◆ Problem
Using the listing beneath this task, count the lines with the word "vulnérables" and write only the result.

◆ Stored data

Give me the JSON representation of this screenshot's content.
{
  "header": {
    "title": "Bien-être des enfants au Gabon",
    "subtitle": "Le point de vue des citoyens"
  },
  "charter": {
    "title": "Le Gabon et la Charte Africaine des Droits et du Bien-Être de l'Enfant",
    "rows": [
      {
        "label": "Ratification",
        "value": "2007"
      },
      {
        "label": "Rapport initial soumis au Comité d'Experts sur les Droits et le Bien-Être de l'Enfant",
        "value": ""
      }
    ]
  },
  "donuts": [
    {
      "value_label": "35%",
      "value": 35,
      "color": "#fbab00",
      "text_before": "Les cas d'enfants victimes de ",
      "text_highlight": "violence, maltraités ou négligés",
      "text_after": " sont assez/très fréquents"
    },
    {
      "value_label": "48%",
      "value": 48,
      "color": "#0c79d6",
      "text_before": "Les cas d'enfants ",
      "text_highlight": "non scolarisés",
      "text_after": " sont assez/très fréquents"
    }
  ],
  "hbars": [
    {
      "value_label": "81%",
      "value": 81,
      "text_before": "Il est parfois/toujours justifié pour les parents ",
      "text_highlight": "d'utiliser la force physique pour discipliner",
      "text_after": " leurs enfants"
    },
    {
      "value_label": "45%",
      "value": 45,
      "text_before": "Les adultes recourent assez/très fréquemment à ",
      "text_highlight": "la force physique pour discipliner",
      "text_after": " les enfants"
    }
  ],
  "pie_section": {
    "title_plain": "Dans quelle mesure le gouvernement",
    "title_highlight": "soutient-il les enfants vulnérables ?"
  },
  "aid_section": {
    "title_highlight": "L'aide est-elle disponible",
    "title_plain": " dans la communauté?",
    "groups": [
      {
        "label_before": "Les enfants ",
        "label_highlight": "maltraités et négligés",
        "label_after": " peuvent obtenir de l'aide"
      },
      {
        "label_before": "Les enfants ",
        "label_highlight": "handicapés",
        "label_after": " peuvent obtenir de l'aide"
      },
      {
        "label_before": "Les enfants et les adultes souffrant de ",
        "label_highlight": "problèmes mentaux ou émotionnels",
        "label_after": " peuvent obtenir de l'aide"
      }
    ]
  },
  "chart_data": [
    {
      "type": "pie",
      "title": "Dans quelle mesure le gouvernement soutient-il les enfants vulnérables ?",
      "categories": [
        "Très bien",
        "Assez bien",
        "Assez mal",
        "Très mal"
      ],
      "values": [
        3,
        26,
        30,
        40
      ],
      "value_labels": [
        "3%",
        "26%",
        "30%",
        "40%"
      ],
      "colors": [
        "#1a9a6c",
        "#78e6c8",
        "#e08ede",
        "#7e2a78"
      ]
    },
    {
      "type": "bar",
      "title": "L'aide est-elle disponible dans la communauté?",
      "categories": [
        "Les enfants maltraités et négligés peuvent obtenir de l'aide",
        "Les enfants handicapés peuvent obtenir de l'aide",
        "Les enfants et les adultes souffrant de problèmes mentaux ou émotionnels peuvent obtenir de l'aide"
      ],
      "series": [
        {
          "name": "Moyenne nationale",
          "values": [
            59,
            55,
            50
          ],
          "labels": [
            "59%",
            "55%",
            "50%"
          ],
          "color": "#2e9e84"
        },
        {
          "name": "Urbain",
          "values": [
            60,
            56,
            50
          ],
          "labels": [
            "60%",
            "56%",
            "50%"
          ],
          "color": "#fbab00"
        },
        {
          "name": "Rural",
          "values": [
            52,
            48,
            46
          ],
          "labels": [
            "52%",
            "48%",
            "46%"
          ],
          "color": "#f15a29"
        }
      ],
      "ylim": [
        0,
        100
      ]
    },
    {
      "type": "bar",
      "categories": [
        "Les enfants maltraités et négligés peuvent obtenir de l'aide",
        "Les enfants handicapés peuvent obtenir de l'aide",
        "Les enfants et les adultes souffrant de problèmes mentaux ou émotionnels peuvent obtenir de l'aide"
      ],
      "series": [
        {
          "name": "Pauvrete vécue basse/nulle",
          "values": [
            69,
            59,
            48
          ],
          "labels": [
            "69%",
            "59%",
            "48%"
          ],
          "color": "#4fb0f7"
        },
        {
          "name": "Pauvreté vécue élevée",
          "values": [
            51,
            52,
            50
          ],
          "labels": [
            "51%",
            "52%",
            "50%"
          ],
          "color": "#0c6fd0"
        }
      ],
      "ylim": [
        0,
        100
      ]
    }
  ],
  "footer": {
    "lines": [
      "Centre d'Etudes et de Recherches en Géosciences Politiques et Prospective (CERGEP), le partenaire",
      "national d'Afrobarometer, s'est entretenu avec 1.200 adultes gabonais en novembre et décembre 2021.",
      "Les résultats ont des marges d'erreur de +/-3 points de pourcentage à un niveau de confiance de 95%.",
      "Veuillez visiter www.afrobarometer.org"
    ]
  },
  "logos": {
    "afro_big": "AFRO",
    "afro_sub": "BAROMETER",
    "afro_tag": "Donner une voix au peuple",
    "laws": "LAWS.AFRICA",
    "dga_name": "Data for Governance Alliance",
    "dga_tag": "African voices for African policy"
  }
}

◆ Response below
2